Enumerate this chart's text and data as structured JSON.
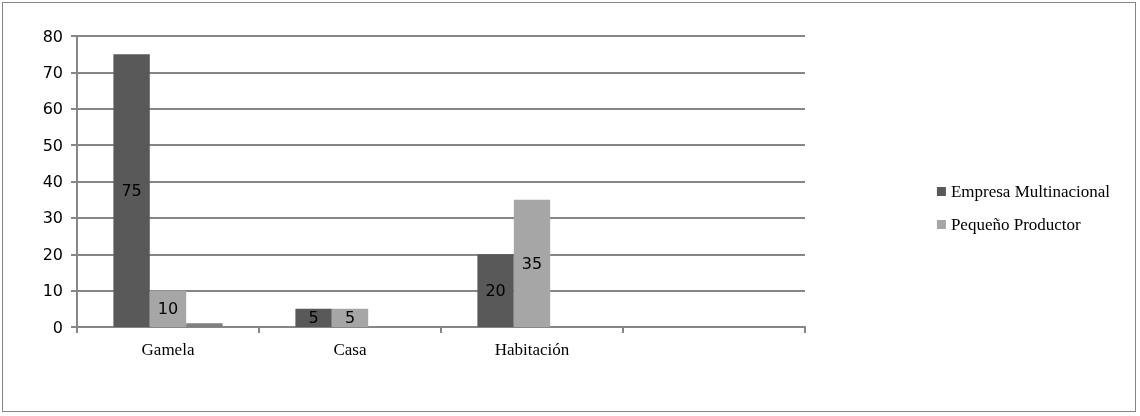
{
  "chart_data": {
    "type": "bar",
    "categories": [
      "Gamela",
      "Casa",
      "Habitación",
      null
    ],
    "series": [
      {
        "name": "Empresa Multinacional",
        "color": "#595959",
        "values": [
          75,
          5,
          20,
          null
        ],
        "value_labels": [
          "75",
          "5",
          "20",
          null
        ]
      },
      {
        "name": "Pequeño Productor",
        "color": "#a6a6a6",
        "values": [
          10,
          5,
          35,
          null
        ],
        "value_labels": [
          "10",
          "5",
          "35",
          null
        ]
      },
      {
        "color": "#7f7f7f",
        "values": [
          1,
          null,
          null,
          null
        ],
        "value_labels": [
          null,
          null,
          null,
          null
        ]
      }
    ],
    "ylim": [
      0,
      80
    ],
    "yticks": [
      0,
      10,
      20,
      30,
      40,
      50,
      60,
      70,
      80
    ],
    "grid": "y",
    "legend": "right"
  }
}
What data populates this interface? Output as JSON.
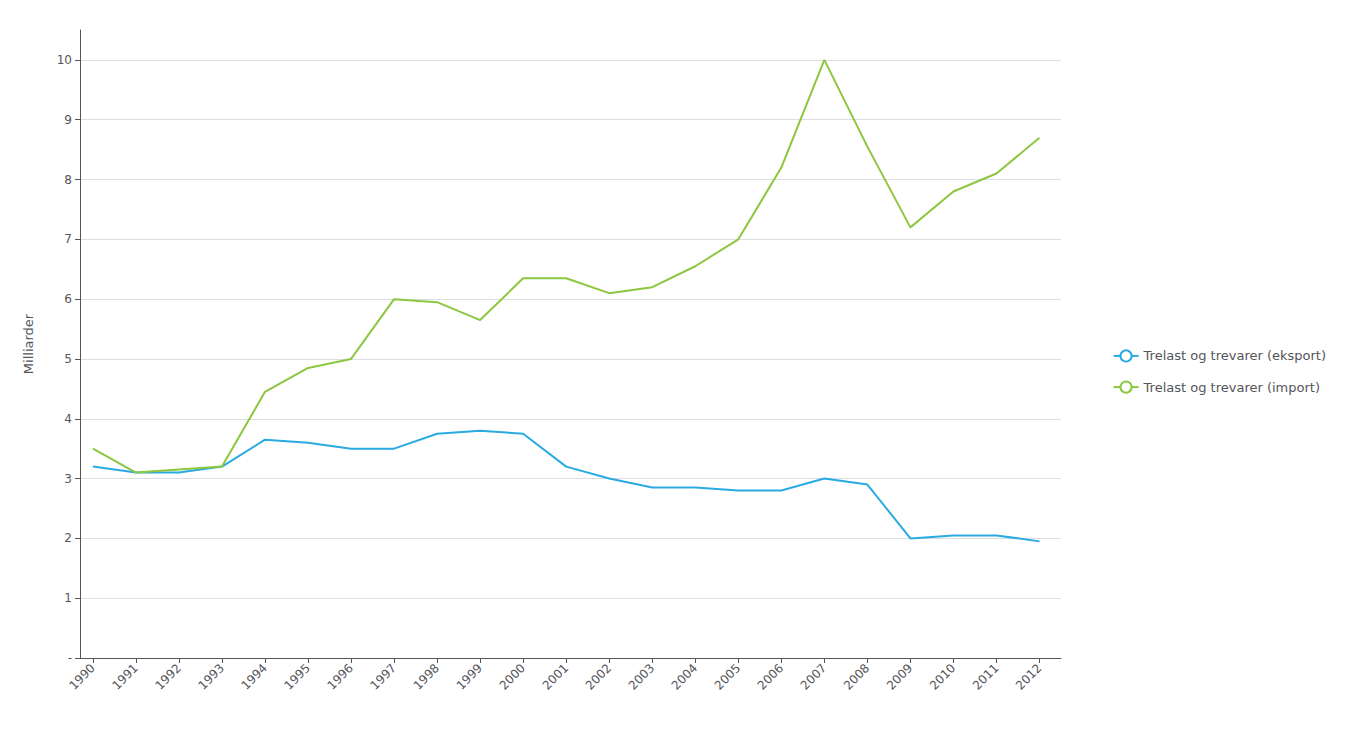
{
  "chart_data": {
    "type": "line",
    "y_label": "Milliarder",
    "x": [
      1990,
      1991,
      1992,
      1993,
      1994,
      1995,
      1996,
      1997,
      1998,
      1999,
      2000,
      2001,
      2002,
      2003,
      2004,
      2005,
      2006,
      2007,
      2008,
      2009,
      2010,
      2011,
      2012
    ],
    "series": [
      {
        "name": "Trelast og trevarer (eksport)",
        "color": "#29ABE2",
        "values": [
          3.2,
          3.1,
          3.1,
          3.2,
          3.65,
          3.6,
          3.5,
          3.5,
          3.75,
          3.8,
          3.75,
          3.2,
          3.0,
          2.85,
          2.85,
          2.8,
          2.8,
          3.0,
          2.9,
          2.0,
          2.05,
          2.05,
          1.95
        ]
      },
      {
        "name": "Trelast og trevarer (import)",
        "color": "#8DC63F",
        "values": [
          3.5,
          3.1,
          3.15,
          3.2,
          4.45,
          4.85,
          5.0,
          6.0,
          5.95,
          5.65,
          6.35,
          6.35,
          6.1,
          6.2,
          6.55,
          7.0,
          8.2,
          10.0,
          8.55,
          7.2,
          7.8,
          8.1,
          8.7
        ]
      }
    ],
    "xlim": [
      1989.7,
      2012.5
    ],
    "xticks": [
      1990,
      1991,
      1992,
      1993,
      1994,
      1995,
      1996,
      1997,
      1998,
      1999,
      2000,
      2001,
      2002,
      2003,
      2004,
      2005,
      2006,
      2007,
      2008,
      2009,
      2010,
      2011,
      2012
    ],
    "ylim": [
      0,
      10.5
    ],
    "yticks": [
      {
        "value": 0,
        "label": "-"
      },
      1,
      2,
      3,
      4,
      5,
      6,
      7,
      8,
      9,
      10
    ],
    "grid": true,
    "legend": "right"
  }
}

* **REQUEST**
Copy every line in the records above that contains the word "JSON".

* **ANSWER FOR THE TASK**
Enumerate this chart's text and data as structured JSON.
What data populates this interface? Output as JSON.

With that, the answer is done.